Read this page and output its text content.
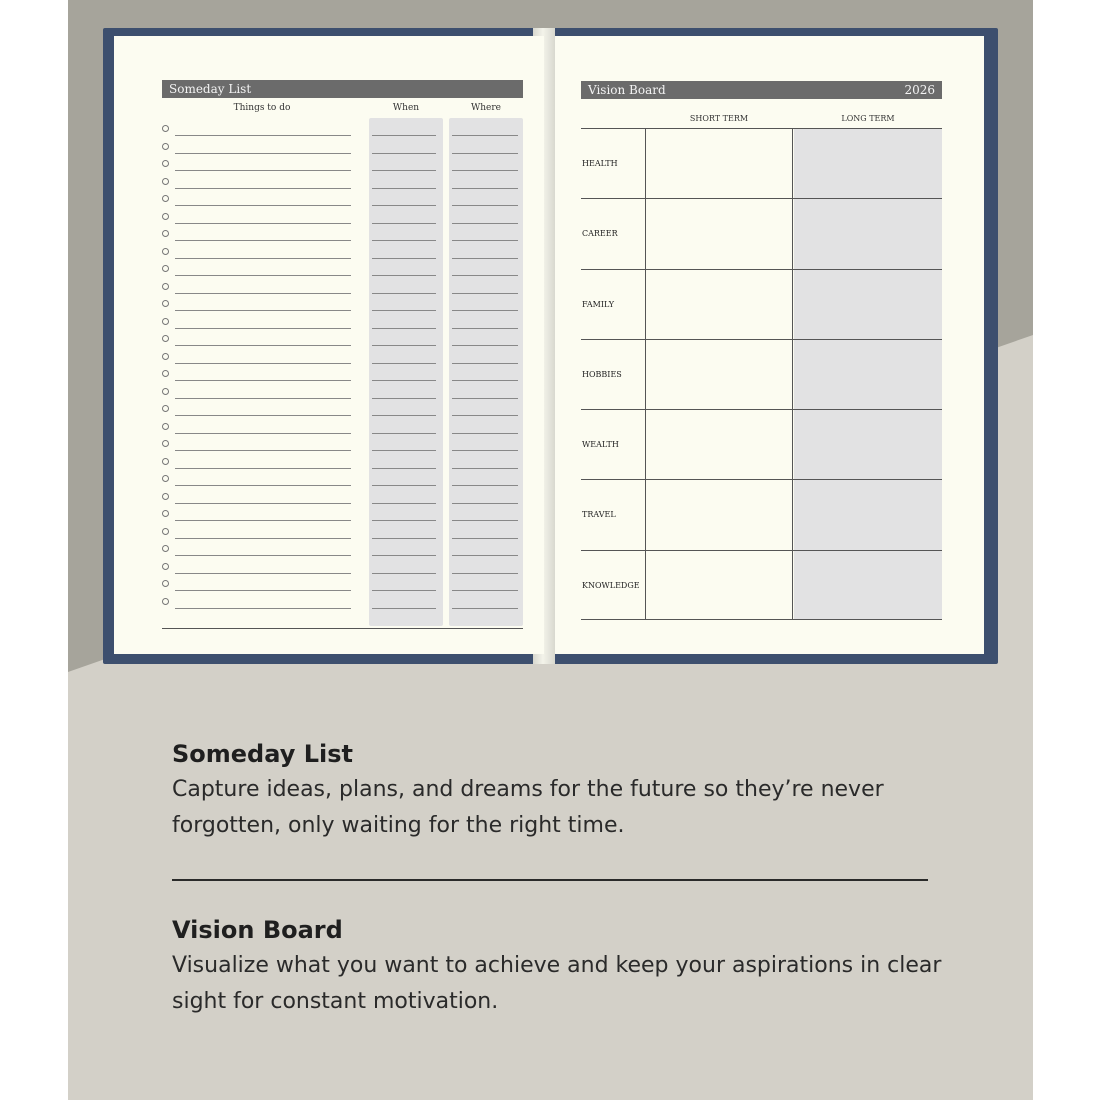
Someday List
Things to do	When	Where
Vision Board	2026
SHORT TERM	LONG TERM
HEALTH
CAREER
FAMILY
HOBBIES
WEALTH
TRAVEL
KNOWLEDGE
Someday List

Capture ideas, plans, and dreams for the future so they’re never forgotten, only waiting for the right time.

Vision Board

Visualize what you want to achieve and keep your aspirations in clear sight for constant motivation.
-=-=-
▸ **GIVEN PROBLEM**
Reproduce each entry precisely, dropping only the pictures.

▸ **RESULT OF THE TASK**
Read this page and output its text content.
Someday List
Things to do	When	Where
Vision Board	2026
SHORT TERM	LONG TERM
HEALTH
CAREER
FAMILY
HOBBIES
WEALTH
TRAVEL
KNOWLEDGE
Someday List

Capture ideas, plans, and dreams for the future so they’re never forgotten, only waiting for the right time.

Vision Board

Visualize what you want to achieve and keep your aspirations in clear sight for constant motivation.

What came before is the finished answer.